Objective ▸ Go through the entries below and copy each line containing the word "axis".

Records provided ▸

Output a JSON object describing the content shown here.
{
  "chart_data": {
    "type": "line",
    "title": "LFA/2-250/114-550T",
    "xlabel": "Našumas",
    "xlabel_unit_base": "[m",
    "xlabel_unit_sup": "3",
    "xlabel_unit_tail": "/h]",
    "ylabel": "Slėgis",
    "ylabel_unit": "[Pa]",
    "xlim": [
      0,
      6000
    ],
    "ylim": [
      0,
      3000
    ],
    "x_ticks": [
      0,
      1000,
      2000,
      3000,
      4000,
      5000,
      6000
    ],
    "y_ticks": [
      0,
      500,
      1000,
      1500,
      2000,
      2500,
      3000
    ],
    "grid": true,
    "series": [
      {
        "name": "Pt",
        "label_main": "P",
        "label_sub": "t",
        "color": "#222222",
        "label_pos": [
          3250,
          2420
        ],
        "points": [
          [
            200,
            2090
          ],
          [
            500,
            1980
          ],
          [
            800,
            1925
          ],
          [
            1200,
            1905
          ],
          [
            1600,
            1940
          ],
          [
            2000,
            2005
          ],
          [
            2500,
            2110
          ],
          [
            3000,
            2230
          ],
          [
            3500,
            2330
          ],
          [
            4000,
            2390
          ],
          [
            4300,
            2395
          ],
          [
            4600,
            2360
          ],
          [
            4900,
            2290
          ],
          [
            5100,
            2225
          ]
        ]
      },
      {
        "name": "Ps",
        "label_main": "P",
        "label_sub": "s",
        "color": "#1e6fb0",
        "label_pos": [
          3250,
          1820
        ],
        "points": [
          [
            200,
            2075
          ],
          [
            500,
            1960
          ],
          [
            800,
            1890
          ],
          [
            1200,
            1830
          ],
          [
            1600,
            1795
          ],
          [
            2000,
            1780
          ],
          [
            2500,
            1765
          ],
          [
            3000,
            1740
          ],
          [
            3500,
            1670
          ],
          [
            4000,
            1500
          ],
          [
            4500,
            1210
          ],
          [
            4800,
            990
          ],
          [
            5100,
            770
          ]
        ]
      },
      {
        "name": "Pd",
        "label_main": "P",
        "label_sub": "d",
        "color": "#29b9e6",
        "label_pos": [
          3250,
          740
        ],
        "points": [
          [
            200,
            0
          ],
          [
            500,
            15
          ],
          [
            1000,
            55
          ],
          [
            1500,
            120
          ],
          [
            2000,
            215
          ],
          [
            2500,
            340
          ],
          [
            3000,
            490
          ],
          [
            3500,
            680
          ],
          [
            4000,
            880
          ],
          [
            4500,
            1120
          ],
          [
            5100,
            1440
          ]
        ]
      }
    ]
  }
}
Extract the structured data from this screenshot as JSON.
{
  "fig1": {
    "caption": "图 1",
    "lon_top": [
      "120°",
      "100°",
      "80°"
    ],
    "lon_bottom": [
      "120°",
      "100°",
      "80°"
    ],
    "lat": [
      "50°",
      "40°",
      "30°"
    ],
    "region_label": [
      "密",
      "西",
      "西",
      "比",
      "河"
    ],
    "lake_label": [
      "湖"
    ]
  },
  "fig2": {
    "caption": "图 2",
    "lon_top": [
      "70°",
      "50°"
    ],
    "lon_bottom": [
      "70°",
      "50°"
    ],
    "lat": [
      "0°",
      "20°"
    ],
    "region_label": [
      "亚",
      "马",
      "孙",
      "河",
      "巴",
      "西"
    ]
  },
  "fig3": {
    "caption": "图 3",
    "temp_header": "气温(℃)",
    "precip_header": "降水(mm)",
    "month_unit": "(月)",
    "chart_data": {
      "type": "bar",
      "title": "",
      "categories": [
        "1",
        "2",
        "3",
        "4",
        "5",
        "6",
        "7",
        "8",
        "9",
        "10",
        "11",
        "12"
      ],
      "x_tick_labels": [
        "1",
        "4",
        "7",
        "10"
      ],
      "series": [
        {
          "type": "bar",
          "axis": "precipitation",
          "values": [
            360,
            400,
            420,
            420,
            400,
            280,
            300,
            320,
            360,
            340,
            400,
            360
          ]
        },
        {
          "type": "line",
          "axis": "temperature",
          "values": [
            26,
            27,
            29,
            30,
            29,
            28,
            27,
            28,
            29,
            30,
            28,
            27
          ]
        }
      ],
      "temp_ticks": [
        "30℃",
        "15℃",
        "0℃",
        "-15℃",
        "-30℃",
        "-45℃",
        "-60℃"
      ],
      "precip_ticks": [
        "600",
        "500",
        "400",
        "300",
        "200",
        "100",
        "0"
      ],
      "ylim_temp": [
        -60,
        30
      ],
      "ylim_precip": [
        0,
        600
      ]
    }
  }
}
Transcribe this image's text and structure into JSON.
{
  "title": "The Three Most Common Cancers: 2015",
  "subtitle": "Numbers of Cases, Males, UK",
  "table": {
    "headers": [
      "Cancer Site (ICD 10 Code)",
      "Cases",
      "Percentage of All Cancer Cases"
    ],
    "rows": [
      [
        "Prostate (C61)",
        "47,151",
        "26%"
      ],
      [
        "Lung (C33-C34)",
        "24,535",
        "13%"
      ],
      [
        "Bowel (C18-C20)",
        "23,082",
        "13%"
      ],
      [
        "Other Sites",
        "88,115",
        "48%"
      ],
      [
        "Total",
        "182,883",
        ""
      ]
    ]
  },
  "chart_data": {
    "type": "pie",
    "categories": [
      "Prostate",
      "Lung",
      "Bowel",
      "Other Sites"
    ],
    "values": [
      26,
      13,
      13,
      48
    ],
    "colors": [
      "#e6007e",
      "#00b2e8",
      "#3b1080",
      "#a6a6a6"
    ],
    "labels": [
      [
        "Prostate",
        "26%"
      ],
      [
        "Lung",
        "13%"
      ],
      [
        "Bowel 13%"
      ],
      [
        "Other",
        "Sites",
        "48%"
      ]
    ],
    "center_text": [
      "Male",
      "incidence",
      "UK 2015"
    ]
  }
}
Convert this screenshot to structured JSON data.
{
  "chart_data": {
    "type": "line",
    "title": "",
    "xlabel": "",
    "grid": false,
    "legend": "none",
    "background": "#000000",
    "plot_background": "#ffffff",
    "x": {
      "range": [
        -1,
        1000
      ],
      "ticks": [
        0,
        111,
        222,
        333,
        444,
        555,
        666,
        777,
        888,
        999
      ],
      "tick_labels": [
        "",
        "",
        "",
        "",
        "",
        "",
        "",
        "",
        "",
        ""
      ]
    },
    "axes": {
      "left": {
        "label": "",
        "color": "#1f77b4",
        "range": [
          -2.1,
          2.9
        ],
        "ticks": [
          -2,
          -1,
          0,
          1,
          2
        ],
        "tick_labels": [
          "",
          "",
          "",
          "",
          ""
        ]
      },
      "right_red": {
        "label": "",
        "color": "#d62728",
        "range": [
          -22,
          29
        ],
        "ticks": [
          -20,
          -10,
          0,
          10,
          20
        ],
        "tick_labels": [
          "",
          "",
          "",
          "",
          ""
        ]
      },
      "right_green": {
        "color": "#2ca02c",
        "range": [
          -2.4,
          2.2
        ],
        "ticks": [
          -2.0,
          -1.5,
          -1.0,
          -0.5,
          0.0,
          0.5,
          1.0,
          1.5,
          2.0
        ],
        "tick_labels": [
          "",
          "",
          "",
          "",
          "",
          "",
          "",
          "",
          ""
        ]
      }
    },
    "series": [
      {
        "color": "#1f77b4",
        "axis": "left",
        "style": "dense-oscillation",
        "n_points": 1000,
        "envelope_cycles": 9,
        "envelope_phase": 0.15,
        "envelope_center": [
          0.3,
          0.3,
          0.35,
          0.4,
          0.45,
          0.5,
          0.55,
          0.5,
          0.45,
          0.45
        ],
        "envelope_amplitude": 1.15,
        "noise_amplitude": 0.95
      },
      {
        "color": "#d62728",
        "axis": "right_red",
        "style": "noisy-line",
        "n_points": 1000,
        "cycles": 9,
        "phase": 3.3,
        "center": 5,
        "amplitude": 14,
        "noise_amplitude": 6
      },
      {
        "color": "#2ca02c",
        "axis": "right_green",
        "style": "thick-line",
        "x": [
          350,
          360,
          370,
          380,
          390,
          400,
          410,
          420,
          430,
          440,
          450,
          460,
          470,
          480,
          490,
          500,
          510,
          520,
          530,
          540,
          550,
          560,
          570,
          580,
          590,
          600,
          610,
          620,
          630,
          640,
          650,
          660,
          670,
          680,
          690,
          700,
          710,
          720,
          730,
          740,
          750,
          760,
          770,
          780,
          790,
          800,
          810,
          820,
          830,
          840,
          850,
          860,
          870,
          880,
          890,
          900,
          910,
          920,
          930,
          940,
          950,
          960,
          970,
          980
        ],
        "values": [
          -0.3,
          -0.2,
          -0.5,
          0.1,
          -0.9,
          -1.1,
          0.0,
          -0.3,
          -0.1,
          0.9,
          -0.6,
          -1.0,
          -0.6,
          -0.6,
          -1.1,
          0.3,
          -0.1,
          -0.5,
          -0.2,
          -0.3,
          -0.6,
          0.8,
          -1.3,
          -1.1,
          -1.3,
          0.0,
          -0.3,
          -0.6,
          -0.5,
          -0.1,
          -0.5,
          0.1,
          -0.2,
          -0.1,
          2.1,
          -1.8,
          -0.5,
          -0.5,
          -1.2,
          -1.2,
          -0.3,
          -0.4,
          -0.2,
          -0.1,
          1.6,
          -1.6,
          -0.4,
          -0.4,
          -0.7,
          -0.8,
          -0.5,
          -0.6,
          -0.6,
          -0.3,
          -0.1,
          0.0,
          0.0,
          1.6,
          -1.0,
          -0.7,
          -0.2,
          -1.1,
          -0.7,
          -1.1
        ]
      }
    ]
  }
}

Answer for the task ▸
          "axis": "precipitation",
          "axis": "temperature",
        "axis": "left",
        "axis": "right_red",
        "axis": "right_green",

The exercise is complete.